■ **Work required**
Your task is to output the listing word for word, with pictures excluded.

■ **Material for this exercise**
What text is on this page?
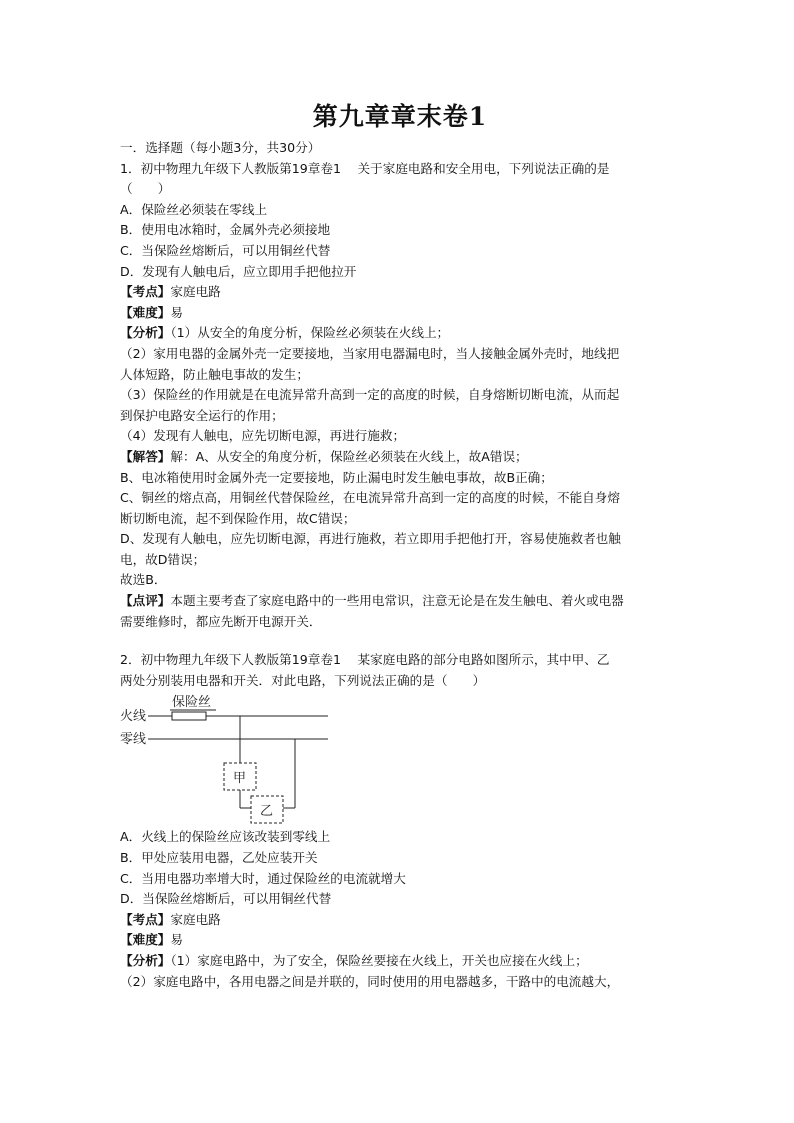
第九章章末卷1
一．选择题（每小题3分，共30分）
1．初中物理九年级下人教版第19章卷1　 关于家庭电路和安全用电，下列说法正确的是
（　　）
A．保险丝必须装在零线上
B．使用电冰箱时，金属外壳必须接地
C．当保险丝熔断后，可以用铜丝代替
D．发现有人触电后，应立即用手把他拉开
【考点】家庭电路
【难度】易
【分析】（1）从安全的角度分析，保险丝必须装在火线上；
（2）家用电器的金属外壳一定要接地，当家用电器漏电时，当人接触金属外壳时，地线把
人体短路，防止触电事故的发生；
（3）保险丝的作用就是在电流异常升高到一定的高度的时候，自身熔断切断电流，从而起
到保护电路安全运行的作用；
（4）发现有人触电，应先切断电源，再进行施救；
【解答】解：A、从安全的角度分析，保险丝必须装在火线上，故A错误；
B、电冰箱使用时金属外壳一定要接地，防止漏电时发生触电事故，故B正确；
C、铜丝的熔点高，用铜丝代替保险丝，在电流异常升高到一定的高度的时候，不能自身熔
断切断电流，起不到保险作用，故C错误；
D、发现有人触电，应先切断电源，再进行施救，若立即用手把他打开，容易使施救者也触
电，故D错误；
故选B．
【点评】本题主要考查了家庭电路中的一些用电常识，注意无论是在发生触电、着火或电器
需要维修时，都应先断开电源开关．
2．初中物理九年级下人教版第19章卷1　 某家庭电路的部分电路如图所示，其中甲、乙
两处分别装用电器和开关．对此电路，下列说法正确的是（　　）
保险丝
火线
零线
甲
乙
A．火线上的保险丝应该改装到零线上
B．甲处应装用电器，乙处应装开关
C．当用电器功率增大时，通过保险丝的电流就增大
D．当保险丝熔断后，可以用铜丝代替
【考点】家庭电路
【难度】易
【分析】（1）家庭电路中，为了安全，保险丝要接在火线上，开关也应接在火线上；
（2）家庭电路中，各用电器之间是并联的，同时使用的用电器越多，干路中的电流越大，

■ **Solution to this exercise**
What text is on this page?
第九章章末卷1
一．选择题（每小题3分，共30分）
1．初中物理九年级下人教版第19章卷1　 关于家庭电路和安全用电，下列说法正确的是
（　　）
A．保险丝必须装在零线上
B．使用电冰箱时，金属外壳必须接地
C．当保险丝熔断后，可以用铜丝代替
D．发现有人触电后，应立即用手把他拉开
【考点】家庭电路
【难度】易
【分析】（1）从安全的角度分析，保险丝必须装在火线上；
（2）家用电器的金属外壳一定要接地，当家用电器漏电时，当人接触金属外壳时，地线把
人体短路，防止触电事故的发生；
（3）保险丝的作用就是在电流异常升高到一定的高度的时候，自身熔断切断电流，从而起
到保护电路安全运行的作用；
（4）发现有人触电，应先切断电源，再进行施救；
【解答】解：A、从安全的角度分析，保险丝必须装在火线上，故A错误；
B、电冰箱使用时金属外壳一定要接地，防止漏电时发生触电事故，故B正确；
C、铜丝的熔点高，用铜丝代替保险丝，在电流异常升高到一定的高度的时候，不能自身熔
断切断电流，起不到保险作用，故C错误；
D、发现有人触电，应先切断电源，再进行施救，若立即用手把他打开，容易使施救者也触
电，故D错误；
故选B．
【点评】本题主要考查了家庭电路中的一些用电常识，注意无论是在发生触电、着火或电器
需要维修时，都应先断开电源开关．
2．初中物理九年级下人教版第19章卷1　 某家庭电路的部分电路如图所示，其中甲、乙
两处分别装用电器和开关．对此电路，下列说法正确的是（　　）
保险丝
火线
零线
甲
乙
A．火线上的保险丝应该改装到零线上
B．甲处应装用电器，乙处应装开关
C．当用电器功率增大时，通过保险丝的电流就增大
D．当保险丝熔断后，可以用铜丝代替
【考点】家庭电路
【难度】易
【分析】（1）家庭电路中，为了安全，保险丝要接在火线上，开关也应接在火线上；
（2）家庭电路中，各用电器之间是并联的，同时使用的用电器越多，干路中的电流越大，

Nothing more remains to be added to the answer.